What to work on
Copy out every line of the entries below word for word, changing nothing.

Collected data entries

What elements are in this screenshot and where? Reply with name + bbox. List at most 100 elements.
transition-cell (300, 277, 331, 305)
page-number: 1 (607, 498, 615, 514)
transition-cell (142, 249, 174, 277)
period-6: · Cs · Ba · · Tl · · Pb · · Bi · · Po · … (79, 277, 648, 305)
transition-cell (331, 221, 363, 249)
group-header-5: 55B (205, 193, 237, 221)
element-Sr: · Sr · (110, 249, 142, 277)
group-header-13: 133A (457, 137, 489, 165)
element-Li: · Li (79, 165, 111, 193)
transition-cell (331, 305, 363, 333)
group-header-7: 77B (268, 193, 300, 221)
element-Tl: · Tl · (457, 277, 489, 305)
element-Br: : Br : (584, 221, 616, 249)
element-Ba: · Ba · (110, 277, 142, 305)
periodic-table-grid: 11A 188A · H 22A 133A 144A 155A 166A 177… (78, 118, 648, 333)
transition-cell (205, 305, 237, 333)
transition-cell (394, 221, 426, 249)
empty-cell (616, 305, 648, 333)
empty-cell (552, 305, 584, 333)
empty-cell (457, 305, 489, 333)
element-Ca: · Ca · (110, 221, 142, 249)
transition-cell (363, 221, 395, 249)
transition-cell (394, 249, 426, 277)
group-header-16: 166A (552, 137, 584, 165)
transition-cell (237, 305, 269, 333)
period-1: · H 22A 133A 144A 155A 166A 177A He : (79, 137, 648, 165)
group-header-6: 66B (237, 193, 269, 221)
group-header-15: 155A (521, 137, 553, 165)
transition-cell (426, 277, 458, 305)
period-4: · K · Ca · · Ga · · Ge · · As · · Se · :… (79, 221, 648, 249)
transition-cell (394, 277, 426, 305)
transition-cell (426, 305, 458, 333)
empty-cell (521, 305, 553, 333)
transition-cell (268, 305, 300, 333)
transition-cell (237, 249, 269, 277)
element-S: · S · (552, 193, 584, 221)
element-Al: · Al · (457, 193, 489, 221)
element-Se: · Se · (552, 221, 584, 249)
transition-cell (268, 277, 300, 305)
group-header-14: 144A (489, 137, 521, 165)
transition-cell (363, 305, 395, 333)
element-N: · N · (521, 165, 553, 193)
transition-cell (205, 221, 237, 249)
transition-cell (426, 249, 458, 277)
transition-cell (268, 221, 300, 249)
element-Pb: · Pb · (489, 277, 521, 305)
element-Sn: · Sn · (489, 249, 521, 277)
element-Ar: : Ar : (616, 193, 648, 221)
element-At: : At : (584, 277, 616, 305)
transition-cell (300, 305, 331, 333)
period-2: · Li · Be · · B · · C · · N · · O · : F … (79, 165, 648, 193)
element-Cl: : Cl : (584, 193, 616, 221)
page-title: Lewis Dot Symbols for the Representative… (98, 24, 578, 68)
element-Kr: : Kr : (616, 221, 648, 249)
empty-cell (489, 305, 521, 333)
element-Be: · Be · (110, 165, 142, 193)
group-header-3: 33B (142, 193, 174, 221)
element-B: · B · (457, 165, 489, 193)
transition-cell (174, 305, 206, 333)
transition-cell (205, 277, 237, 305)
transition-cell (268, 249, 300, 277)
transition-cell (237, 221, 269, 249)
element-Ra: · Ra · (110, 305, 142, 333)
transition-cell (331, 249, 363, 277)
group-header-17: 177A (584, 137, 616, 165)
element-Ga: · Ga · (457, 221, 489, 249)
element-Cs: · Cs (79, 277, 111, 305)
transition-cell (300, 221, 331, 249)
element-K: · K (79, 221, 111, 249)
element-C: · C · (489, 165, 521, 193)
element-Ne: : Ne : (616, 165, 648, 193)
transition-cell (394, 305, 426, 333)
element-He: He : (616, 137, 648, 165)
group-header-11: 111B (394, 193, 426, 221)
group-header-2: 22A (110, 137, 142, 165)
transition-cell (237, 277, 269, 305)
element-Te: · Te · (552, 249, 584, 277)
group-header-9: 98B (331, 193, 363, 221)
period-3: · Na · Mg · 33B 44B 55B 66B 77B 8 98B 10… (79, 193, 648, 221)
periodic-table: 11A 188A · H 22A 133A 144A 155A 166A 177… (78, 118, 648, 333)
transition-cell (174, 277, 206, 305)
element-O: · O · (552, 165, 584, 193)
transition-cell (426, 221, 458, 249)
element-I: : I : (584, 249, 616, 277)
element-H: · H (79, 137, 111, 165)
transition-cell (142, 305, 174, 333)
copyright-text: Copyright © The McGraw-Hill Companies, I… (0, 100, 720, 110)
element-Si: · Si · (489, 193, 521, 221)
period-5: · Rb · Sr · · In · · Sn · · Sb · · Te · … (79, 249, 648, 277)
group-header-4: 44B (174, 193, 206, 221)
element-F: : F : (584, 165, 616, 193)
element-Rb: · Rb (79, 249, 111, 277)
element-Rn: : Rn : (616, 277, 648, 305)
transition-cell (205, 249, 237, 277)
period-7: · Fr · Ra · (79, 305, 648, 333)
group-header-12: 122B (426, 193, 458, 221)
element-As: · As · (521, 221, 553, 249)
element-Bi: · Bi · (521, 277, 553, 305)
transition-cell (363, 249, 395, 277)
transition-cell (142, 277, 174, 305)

Solution below
What elements are in this screenshot and where? Reply with name + bbox. List at most 100 elements.
transition-cell (300, 277, 331, 305)
page-number: 1 (607, 498, 615, 514)
transition-cell (142, 249, 174, 277)
period-6: · Cs · Ba · · Tl · · Pb · · Bi · · Po · … (79, 277, 648, 305)
transition-cell (331, 221, 363, 249)
group-header-5: 55B (205, 193, 237, 221)
element-Sr: · Sr · (110, 249, 142, 277)
group-header-13: 133A (457, 137, 489, 165)
element-Li: · Li (79, 165, 111, 193)
transition-cell (331, 305, 363, 333)
group-header-7: 77B (268, 193, 300, 221)
element-Tl: · Tl · (457, 277, 489, 305)
element-Br: : Br : (584, 221, 616, 249)
element-Ba: · Ba · (110, 277, 142, 305)
periodic-table-grid: 11A 188A · H 22A 133A 144A 155A 166A 177… (78, 118, 648, 333)
transition-cell (205, 305, 237, 333)
transition-cell (394, 221, 426, 249)
empty-cell (616, 305, 648, 333)
empty-cell (552, 305, 584, 333)
empty-cell (457, 305, 489, 333)
element-Ca: · Ca · (110, 221, 142, 249)
transition-cell (363, 221, 395, 249)
transition-cell (394, 249, 426, 277)
group-header-16: 166A (552, 137, 584, 165)
transition-cell (237, 305, 269, 333)
period-1: · H 22A 133A 144A 155A 166A 177A He : (79, 137, 648, 165)
group-header-6: 66B (237, 193, 269, 221)
group-header-15: 155A (521, 137, 553, 165)
transition-cell (426, 277, 458, 305)
period-4: · K · Ca · · Ga · · Ge · · As · · Se · :… (79, 221, 648, 249)
transition-cell (394, 277, 426, 305)
transition-cell (426, 305, 458, 333)
empty-cell (521, 305, 553, 333)
transition-cell (268, 305, 300, 333)
transition-cell (237, 249, 269, 277)
element-S: · S · (552, 193, 584, 221)
element-Al: · Al · (457, 193, 489, 221)
element-Se: · Se · (552, 221, 584, 249)
transition-cell (268, 277, 300, 305)
group-header-14: 144A (489, 137, 521, 165)
transition-cell (363, 305, 395, 333)
element-N: · N · (521, 165, 553, 193)
transition-cell (205, 221, 237, 249)
transition-cell (426, 249, 458, 277)
transition-cell (268, 221, 300, 249)
element-Pb: · Pb · (489, 277, 521, 305)
element-Sn: · Sn · (489, 249, 521, 277)
element-Ar: : Ar : (616, 193, 648, 221)
element-At: : At : (584, 277, 616, 305)
transition-cell (300, 305, 331, 333)
period-2: · Li · Be · · B · · C · · N · · O · : F … (79, 165, 648, 193)
element-Cl: : Cl : (584, 193, 616, 221)
page-title: Lewis Dot Symbols for the Representative… (98, 24, 578, 68)
element-Kr: : Kr : (616, 221, 648, 249)
empty-cell (489, 305, 521, 333)
element-Be: · Be · (110, 165, 142, 193)
group-header-3: 33B (142, 193, 174, 221)
element-B: · B · (457, 165, 489, 193)
transition-cell (174, 305, 206, 333)
transition-cell (205, 277, 237, 305)
transition-cell (268, 249, 300, 277)
transition-cell (237, 221, 269, 249)
element-Ra: · Ra · (110, 305, 142, 333)
transition-cell (331, 249, 363, 277)
group-header-17: 177A (584, 137, 616, 165)
element-Ga: · Ga · (457, 221, 489, 249)
element-Cs: · Cs (79, 277, 111, 305)
transition-cell (300, 221, 331, 249)
element-K: · K (79, 221, 111, 249)
element-C: · C · (489, 165, 521, 193)
element-Ne: : Ne : (616, 165, 648, 193)
transition-cell (394, 305, 426, 333)
element-He: He : (616, 137, 648, 165)
group-header-11: 111B (394, 193, 426, 221)
group-header-2: 22A (110, 137, 142, 165)
transition-cell (237, 277, 269, 305)
element-Te: · Te · (552, 249, 584, 277)
group-header-9: 98B (331, 193, 363, 221)
period-3: · Na · Mg · 33B 44B 55B 66B 77B 8 98B 10… (79, 193, 648, 221)
periodic-table: 11A 188A · H 22A 133A 144A 155A 166A 177… (78, 118, 648, 333)
transition-cell (174, 277, 206, 305)
element-O: · O · (552, 165, 584, 193)
transition-cell (426, 221, 458, 249)
element-I: : I : (584, 249, 616, 277)
element-H: · H (79, 137, 111, 165)
transition-cell (142, 305, 174, 333)
copyright-text: Copyright © The McGraw-Hill Companies, I… (0, 100, 720, 110)
element-Si: · Si · (489, 193, 521, 221)
period-5: · Rb · Sr · · In · · Sn · · Sb · · Te · … (79, 249, 648, 277)
group-header-4: 44B (174, 193, 206, 221)
element-F: : F : (584, 165, 616, 193)
element-Rb: · Rb (79, 249, 111, 277)
element-Rn: : Rn : (616, 277, 648, 305)
transition-cell (205, 249, 237, 277)
period-7: · Fr · Ra · (79, 305, 648, 333)
group-header-12: 122B (426, 193, 458, 221)
element-As: · As · (521, 221, 553, 249)
element-Bi: · Bi · (521, 277, 553, 305)
transition-cell (363, 249, 395, 277)
transition-cell (142, 277, 174, 305)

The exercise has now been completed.